= PROBLEM TO SOLVE =
Give back the entire listing verbatim.

Structured figure records:

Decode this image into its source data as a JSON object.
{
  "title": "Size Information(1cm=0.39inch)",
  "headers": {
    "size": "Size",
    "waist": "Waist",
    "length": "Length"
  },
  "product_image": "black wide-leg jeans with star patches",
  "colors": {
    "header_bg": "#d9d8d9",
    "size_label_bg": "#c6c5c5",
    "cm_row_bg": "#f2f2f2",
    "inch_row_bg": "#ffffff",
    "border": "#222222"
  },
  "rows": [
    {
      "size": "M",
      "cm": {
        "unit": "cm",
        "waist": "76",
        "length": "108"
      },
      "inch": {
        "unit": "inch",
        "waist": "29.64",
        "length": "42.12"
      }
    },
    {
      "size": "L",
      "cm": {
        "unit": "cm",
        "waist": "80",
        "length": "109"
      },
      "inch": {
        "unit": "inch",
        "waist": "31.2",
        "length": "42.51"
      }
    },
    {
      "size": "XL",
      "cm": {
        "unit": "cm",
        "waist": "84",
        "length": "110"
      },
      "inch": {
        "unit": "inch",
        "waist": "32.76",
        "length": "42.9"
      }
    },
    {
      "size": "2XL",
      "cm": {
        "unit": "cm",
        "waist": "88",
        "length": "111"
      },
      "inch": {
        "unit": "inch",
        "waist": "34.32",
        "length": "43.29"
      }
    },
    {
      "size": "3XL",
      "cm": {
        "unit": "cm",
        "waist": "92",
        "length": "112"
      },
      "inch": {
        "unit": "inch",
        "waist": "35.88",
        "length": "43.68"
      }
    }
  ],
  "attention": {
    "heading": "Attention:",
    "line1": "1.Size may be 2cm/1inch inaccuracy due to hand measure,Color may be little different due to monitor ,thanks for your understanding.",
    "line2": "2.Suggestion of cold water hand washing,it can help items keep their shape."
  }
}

= TASK OUTPUT =
Decode this image into its source data as a JSON object.
{
  "title": "Size Information(1cm=0.39inch)",
  "headers": {
    "size": "Size",
    "waist": "Waist",
    "length": "Length"
  },
  "product_image": "black wide-leg jeans with star patches",
  "colors": {
    "header_bg": "#d9d8d9",
    "size_label_bg": "#c6c5c5",
    "cm_row_bg": "#f2f2f2",
    "inch_row_bg": "#ffffff",
    "border": "#222222"
  },
  "rows": [
    {
      "size": "M",
      "cm": {
        "unit": "cm",
        "waist": "76",
        "length": "108"
      },
      "inch": {
        "unit": "inch",
        "waist": "29.64",
        "length": "42.12"
      }
    },
    {
      "size": "L",
      "cm": {
        "unit": "cm",
        "waist": "80",
        "length": "109"
      },
      "inch": {
        "unit": "inch",
        "waist": "31.2",
        "length": "42.51"
      }
    },
    {
      "size": "XL",
      "cm": {
        "unit": "cm",
        "waist": "84",
        "length": "110"
      },
      "inch": {
        "unit": "inch",
        "waist": "32.76",
        "length": "42.9"
      }
    },
    {
      "size": "2XL",
      "cm": {
        "unit": "cm",
        "waist": "88",
        "length": "111"
      },
      "inch": {
        "unit": "inch",
        "waist": "34.32",
        "length": "43.29"
      }
    },
    {
      "size": "3XL",
      "cm": {
        "unit": "cm",
        "waist": "92",
        "length": "112"
      },
      "inch": {
        "unit": "inch",
        "waist": "35.88",
        "length": "43.68"
      }
    }
  ],
  "attention": {
    "heading": "Attention:",
    "line1": "1.Size may be 2cm/1inch inaccuracy due to hand measure,Color may be little different due to monitor ,thanks for your understanding.",
    "line2": "2.Suggestion of cold water hand washing,it can help items keep their shape."
  }
}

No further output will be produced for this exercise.